** Start of The input **

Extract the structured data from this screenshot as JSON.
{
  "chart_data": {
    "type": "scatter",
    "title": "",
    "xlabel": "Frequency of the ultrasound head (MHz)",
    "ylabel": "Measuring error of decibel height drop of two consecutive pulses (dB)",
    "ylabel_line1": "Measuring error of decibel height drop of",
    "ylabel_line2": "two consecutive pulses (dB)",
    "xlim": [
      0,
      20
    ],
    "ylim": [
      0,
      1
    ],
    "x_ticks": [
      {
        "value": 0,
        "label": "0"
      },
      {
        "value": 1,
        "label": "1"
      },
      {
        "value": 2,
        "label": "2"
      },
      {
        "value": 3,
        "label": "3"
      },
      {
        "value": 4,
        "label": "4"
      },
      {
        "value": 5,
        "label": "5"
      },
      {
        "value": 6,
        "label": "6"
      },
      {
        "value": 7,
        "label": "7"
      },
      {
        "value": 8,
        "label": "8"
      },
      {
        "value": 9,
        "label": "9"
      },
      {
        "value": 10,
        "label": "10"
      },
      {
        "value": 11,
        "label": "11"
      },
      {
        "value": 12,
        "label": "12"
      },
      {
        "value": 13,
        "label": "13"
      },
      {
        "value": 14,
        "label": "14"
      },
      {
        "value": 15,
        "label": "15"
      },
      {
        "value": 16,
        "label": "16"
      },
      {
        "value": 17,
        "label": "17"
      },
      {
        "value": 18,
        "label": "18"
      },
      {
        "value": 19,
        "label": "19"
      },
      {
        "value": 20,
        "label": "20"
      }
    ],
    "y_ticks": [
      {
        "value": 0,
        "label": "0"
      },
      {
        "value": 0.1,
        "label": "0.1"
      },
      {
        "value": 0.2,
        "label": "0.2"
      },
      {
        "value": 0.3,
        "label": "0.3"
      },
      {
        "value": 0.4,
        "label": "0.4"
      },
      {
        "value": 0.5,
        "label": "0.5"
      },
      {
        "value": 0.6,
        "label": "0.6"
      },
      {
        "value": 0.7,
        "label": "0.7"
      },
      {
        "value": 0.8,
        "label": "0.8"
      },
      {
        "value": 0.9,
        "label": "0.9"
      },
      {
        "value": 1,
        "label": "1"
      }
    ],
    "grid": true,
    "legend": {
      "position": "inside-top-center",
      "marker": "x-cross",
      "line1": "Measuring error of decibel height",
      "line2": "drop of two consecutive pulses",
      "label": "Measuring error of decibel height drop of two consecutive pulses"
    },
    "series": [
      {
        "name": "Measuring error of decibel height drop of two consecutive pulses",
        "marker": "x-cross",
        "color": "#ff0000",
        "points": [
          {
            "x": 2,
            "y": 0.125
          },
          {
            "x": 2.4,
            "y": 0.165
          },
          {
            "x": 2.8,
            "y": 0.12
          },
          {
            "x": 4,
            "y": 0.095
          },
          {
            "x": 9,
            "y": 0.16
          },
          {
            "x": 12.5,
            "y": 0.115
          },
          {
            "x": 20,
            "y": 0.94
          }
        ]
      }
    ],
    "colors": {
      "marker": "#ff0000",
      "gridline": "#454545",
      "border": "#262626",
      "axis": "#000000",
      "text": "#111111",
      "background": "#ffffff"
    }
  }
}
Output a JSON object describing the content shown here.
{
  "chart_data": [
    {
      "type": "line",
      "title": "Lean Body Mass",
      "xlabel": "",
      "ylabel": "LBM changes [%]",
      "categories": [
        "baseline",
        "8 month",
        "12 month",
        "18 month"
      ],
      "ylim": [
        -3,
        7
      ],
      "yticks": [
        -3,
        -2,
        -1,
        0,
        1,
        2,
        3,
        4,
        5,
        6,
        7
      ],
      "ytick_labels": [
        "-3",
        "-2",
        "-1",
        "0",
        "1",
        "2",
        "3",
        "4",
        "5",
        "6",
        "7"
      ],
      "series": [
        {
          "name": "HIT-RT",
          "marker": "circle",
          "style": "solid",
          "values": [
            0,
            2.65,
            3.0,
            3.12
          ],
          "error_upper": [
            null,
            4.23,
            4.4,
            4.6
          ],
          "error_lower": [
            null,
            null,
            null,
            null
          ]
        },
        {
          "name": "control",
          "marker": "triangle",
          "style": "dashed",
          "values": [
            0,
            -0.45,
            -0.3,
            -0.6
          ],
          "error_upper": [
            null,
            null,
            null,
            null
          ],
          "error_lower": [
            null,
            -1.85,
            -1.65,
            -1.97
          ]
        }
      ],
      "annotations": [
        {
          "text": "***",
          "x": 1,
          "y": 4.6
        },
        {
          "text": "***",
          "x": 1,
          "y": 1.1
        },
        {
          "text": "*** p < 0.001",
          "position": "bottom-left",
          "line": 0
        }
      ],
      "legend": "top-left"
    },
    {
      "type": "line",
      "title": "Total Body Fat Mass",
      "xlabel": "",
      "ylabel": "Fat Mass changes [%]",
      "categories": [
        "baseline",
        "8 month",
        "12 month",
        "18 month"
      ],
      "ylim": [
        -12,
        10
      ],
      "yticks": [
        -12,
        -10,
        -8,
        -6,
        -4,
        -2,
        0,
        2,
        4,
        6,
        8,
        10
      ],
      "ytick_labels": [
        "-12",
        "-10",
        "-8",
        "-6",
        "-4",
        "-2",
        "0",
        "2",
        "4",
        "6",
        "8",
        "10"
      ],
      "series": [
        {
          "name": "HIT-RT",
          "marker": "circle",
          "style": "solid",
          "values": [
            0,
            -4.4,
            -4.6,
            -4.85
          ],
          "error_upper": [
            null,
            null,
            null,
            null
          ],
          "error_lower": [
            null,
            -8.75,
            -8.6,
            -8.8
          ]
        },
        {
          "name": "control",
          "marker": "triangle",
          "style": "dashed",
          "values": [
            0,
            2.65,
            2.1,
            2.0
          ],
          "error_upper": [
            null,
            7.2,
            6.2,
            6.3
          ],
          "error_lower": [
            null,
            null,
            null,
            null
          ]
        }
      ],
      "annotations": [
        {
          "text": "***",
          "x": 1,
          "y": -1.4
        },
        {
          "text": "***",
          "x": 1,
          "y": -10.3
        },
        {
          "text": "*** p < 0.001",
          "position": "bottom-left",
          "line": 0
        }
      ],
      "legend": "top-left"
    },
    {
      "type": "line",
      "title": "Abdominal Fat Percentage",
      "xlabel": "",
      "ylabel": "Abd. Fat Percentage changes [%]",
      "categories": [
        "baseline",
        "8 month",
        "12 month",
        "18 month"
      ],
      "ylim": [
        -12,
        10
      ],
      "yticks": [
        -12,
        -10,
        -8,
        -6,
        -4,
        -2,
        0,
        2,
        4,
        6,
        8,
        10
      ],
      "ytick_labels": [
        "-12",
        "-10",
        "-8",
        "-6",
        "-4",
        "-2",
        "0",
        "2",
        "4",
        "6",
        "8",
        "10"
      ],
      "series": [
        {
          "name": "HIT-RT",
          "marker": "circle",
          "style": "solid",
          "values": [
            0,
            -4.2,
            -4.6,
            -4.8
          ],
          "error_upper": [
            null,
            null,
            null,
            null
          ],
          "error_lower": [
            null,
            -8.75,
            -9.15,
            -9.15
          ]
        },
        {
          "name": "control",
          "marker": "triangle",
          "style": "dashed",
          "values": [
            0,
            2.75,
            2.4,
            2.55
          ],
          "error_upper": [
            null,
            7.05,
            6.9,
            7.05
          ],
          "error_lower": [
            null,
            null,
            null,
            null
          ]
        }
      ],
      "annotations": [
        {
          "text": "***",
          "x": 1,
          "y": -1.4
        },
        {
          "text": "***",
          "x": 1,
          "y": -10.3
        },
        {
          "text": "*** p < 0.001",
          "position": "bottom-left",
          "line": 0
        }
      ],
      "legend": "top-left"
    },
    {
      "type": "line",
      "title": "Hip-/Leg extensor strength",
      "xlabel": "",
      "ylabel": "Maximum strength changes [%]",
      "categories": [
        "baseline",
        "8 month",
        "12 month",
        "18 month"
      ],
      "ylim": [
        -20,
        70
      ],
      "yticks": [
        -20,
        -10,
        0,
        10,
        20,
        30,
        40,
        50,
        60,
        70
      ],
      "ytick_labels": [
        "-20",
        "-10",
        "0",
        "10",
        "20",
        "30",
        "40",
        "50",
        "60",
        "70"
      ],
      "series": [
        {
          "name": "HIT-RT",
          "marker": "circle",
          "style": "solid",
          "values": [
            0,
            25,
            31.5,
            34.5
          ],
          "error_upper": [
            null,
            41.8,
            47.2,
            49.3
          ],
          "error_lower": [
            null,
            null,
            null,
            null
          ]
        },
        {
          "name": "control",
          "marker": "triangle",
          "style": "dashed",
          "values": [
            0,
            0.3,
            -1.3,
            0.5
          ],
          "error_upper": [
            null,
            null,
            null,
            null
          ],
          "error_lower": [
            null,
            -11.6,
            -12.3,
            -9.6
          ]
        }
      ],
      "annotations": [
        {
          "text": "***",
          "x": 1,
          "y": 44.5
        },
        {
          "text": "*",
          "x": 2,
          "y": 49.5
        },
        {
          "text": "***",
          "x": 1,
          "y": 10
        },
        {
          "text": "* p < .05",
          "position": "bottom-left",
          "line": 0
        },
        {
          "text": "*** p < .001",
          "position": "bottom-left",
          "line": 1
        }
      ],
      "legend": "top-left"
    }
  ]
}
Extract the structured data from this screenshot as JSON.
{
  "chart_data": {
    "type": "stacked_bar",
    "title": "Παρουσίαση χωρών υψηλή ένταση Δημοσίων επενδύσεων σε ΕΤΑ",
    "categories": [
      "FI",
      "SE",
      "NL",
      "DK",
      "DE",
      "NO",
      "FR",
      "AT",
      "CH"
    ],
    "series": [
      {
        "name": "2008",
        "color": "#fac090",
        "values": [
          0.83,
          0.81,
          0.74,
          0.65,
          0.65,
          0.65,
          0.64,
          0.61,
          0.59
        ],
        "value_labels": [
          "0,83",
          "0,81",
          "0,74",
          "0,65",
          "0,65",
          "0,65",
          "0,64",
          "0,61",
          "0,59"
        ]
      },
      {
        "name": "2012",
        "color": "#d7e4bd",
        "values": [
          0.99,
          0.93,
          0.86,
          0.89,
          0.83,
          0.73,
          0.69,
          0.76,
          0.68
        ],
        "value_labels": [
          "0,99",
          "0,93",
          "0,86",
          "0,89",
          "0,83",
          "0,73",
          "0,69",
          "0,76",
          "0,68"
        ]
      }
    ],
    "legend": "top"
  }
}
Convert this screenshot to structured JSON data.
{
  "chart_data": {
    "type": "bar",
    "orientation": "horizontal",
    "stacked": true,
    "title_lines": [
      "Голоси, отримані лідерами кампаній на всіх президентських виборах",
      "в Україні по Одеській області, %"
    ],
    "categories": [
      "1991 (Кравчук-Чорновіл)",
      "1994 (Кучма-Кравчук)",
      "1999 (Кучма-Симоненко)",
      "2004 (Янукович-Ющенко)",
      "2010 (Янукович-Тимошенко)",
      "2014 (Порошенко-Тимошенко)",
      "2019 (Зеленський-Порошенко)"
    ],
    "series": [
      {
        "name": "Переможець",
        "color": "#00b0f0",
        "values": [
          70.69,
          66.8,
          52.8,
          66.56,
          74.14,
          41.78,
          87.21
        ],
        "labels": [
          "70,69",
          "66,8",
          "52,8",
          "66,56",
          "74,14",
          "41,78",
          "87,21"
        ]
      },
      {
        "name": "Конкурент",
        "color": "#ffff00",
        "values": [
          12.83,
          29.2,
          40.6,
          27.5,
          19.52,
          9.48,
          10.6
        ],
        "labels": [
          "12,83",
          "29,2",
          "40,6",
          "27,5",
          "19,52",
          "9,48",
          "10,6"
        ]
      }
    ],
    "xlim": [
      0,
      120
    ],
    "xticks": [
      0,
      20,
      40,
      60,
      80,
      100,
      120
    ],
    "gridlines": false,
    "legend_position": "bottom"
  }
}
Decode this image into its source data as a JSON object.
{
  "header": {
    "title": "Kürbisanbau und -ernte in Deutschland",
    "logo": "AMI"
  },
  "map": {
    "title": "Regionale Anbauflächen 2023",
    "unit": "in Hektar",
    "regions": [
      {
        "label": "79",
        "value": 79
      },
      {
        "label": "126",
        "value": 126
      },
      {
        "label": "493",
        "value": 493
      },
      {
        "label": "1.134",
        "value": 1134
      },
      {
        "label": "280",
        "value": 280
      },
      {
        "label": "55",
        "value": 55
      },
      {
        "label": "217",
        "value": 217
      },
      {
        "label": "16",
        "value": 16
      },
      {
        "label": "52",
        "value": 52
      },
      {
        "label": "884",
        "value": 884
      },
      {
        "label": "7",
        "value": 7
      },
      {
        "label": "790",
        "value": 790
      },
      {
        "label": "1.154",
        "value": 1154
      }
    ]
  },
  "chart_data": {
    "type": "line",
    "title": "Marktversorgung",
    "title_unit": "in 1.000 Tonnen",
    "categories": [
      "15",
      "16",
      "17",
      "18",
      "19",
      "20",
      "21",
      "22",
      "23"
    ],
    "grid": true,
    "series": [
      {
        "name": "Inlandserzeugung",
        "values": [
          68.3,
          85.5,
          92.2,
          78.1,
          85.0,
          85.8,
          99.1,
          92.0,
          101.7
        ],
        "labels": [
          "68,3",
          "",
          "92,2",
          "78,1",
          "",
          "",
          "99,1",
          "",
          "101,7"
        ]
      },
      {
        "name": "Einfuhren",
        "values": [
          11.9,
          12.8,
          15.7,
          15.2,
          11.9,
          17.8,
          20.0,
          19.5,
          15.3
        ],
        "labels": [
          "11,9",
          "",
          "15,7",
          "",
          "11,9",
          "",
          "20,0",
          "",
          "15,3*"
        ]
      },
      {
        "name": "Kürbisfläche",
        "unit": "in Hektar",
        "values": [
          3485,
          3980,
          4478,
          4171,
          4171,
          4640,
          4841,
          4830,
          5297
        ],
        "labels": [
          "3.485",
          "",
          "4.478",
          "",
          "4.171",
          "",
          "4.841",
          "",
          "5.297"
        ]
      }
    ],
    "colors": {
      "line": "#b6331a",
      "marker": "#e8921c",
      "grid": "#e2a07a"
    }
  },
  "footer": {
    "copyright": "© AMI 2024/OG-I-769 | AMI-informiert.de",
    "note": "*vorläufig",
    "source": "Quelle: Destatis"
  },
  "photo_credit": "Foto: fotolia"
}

** End of The input **

Your instructions. Search the data for "JSON". Copy every line that has it.

Problem solution.
Extract the structured data from this screenshot as JSON.
Output a JSON object describing the content shown here.
Extract the structured data from this screenshot as JSON.
Convert this screenshot to structured JSON data.
Decode this image into its source data as a JSON object.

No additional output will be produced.